**TASK:** Your task is to copy the listing exactly. Drop any pictures from the copy.

--- RECORDED DATA ---

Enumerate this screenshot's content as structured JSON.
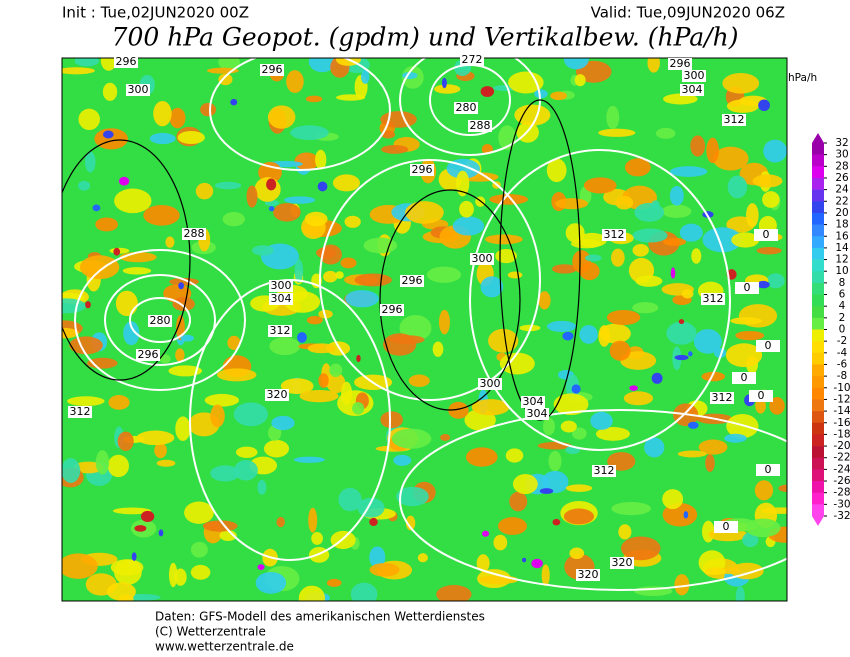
{
  "header": {
    "init": "Init : Tue,02JUN2020 00Z",
    "valid": "Valid: Tue,09JUN2020 06Z",
    "title": "700 hPa Geopot. (gpdm) und Vertikalbew. (hPa/h)"
  },
  "colorbar": {
    "unit": "hPa/h",
    "ticks": [
      32,
      30,
      28,
      26,
      24,
      22,
      20,
      18,
      16,
      14,
      12,
      10,
      8,
      6,
      4,
      2,
      0,
      -2,
      -4,
      -6,
      -8,
      -10,
      -12,
      -14,
      -16,
      -18,
      -20,
      -22,
      -24,
      -26,
      -28,
      -30,
      -32
    ],
    "colors": [
      "#9900aa",
      "#bb00cc",
      "#dd00ee",
      "#aa22ee",
      "#6633ee",
      "#3344ee",
      "#2266ff",
      "#3388ff",
      "#33aaff",
      "#33ccee",
      "#33ddcc",
      "#33ddaa",
      "#33dd77",
      "#33dd55",
      "#44dd44",
      "#66ee44",
      "#eeee00",
      "#ffdd00",
      "#ffcc00",
      "#ffaa00",
      "#ff9900",
      "#ff8800",
      "#ee7711",
      "#dd5511",
      "#cc3311",
      "#cc2222",
      "#bb1133",
      "#cc1155",
      "#dd1177",
      "#ee11aa",
      "#ff22cc",
      "#ff44ee"
    ]
  },
  "contour_labels": [
    "296",
    "300",
    "296",
    "272",
    "296",
    "300",
    "304",
    "280",
    "288",
    "312",
    "296",
    "288",
    "312",
    "300",
    "296",
    "300",
    "304",
    "312",
    "296",
    "280",
    "312",
    "296",
    "300",
    "320",
    "304",
    "304",
    "312",
    "312",
    "312",
    "320",
    "320",
    "0",
    "0",
    "0",
    "0",
    "0",
    "0",
    "0"
  ],
  "footer": [
    "Daten: GFS-Modell des amerikanischen Wetterdienstes",
    "(C) Wetterzentrale",
    "www.wetterzentrale.de"
  ]
}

---

**THE ANSWER:**
Enumerate this screenshot's content as structured JSON.
{
  "header": {
    "init": "Init : Tue,02JUN2020 00Z",
    "valid": "Valid: Tue,09JUN2020 06Z",
    "title": "700 hPa Geopot. (gpdm) und Vertikalbew. (hPa/h)"
  },
  "colorbar": {
    "unit": "hPa/h",
    "ticks": [
      32,
      30,
      28,
      26,
      24,
      22,
      20,
      18,
      16,
      14,
      12,
      10,
      8,
      6,
      4,
      2,
      0,
      -2,
      -4,
      -6,
      -8,
      -10,
      -12,
      -14,
      -16,
      -18,
      -20,
      -22,
      -24,
      -26,
      -28,
      -30,
      -32
    ],
    "colors": [
      "#9900aa",
      "#bb00cc",
      "#dd00ee",
      "#aa22ee",
      "#6633ee",
      "#3344ee",
      "#2266ff",
      "#3388ff",
      "#33aaff",
      "#33ccee",
      "#33ddcc",
      "#33ddaa",
      "#33dd77",
      "#33dd55",
      "#44dd44",
      "#66ee44",
      "#eeee00",
      "#ffdd00",
      "#ffcc00",
      "#ffaa00",
      "#ff9900",
      "#ff8800",
      "#ee7711",
      "#dd5511",
      "#cc3311",
      "#cc2222",
      "#bb1133",
      "#cc1155",
      "#dd1177",
      "#ee11aa",
      "#ff22cc",
      "#ff44ee"
    ]
  },
  "contour_labels": [
    "296",
    "300",
    "296",
    "272",
    "296",
    "300",
    "304",
    "280",
    "288",
    "312",
    "296",
    "288",
    "312",
    "300",
    "296",
    "300",
    "304",
    "312",
    "296",
    "280",
    "312",
    "296",
    "300",
    "320",
    "304",
    "304",
    "312",
    "312",
    "312",
    "320",
    "320",
    "0",
    "0",
    "0",
    "0",
    "0",
    "0",
    "0"
  ],
  "footer": [
    "Daten: GFS-Modell des amerikanischen Wetterdienstes",
    "(C) Wetterzentrale",
    "www.wetterzentrale.de"
  ]
}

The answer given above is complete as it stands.